BEGIN

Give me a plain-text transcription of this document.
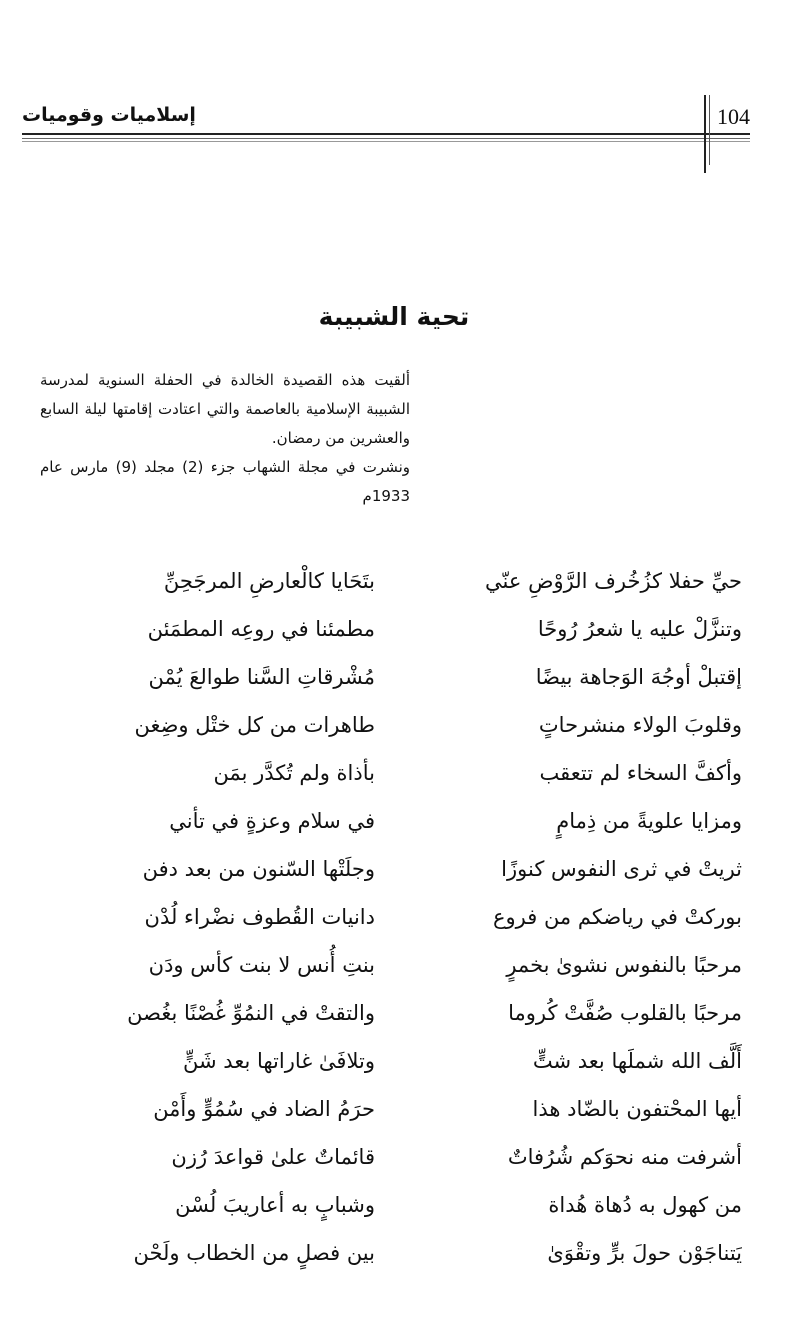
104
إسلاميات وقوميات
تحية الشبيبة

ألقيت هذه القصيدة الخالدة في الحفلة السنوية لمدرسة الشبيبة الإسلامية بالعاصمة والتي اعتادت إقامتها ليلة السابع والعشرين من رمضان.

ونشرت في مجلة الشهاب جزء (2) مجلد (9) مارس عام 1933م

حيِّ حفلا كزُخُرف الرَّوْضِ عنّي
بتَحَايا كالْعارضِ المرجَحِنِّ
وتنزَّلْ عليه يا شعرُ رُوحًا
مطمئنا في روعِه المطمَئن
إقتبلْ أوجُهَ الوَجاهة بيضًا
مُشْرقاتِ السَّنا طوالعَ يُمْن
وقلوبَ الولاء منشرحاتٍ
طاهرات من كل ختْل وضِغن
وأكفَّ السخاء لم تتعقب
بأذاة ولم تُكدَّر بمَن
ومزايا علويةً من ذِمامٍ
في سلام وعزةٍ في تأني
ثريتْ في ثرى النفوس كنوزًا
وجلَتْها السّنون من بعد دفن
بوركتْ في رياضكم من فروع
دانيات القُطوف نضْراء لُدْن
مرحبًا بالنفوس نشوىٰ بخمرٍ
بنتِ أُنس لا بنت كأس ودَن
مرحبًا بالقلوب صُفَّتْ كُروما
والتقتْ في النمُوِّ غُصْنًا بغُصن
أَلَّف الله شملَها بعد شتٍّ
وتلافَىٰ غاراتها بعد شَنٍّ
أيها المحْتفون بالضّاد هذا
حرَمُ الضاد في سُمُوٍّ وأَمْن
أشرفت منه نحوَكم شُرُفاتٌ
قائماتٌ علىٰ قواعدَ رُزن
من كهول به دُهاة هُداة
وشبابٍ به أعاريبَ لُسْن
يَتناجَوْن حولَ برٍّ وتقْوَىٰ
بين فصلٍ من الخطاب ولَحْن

END

[What is needed] Write out all the records again, exactly, minus any pictures.

[Task solution]
Give me a plain-text transcription of this document.
104
إسلاميات وقوميات
تحية الشبيبة

ألقيت هذه القصيدة الخالدة في الحفلة السنوية لمدرسة الشبيبة الإسلامية بالعاصمة والتي اعتادت إقامتها ليلة السابع والعشرين من رمضان.

ونشرت في مجلة الشهاب جزء (2) مجلد (9) مارس عام 1933م

حيِّ حفلا كزُخُرف الرَّوْضِ عنّي
بتَحَايا كالْعارضِ المرجَحِنِّ
وتنزَّلْ عليه يا شعرُ رُوحًا
مطمئنا في روعِه المطمَئن
إقتبلْ أوجُهَ الوَجاهة بيضًا
مُشْرقاتِ السَّنا طوالعَ يُمْن
وقلوبَ الولاء منشرحاتٍ
طاهرات من كل ختْل وضِغن
وأكفَّ السخاء لم تتعقب
بأذاة ولم تُكدَّر بمَن
ومزايا علويةً من ذِمامٍ
في سلام وعزةٍ في تأني
ثريتْ في ثرى النفوس كنوزًا
وجلَتْها السّنون من بعد دفن
بوركتْ في رياضكم من فروع
دانيات القُطوف نضْراء لُدْن
مرحبًا بالنفوس نشوىٰ بخمرٍ
بنتِ أُنس لا بنت كأس ودَن
مرحبًا بالقلوب صُفَّتْ كُروما
والتقتْ في النمُوِّ غُصْنًا بغُصن
أَلَّف الله شملَها بعد شتٍّ
وتلافَىٰ غاراتها بعد شَنٍّ
أيها المحْتفون بالضّاد هذا
حرَمُ الضاد في سُمُوٍّ وأَمْن
أشرفت منه نحوَكم شُرُفاتٌ
قائماتٌ علىٰ قواعدَ رُزن
من كهول به دُهاة هُداة
وشبابٍ به أعاريبَ لُسْن
يَتناجَوْن حولَ برٍّ وتقْوَىٰ
بين فصلٍ من الخطاب ولَحْن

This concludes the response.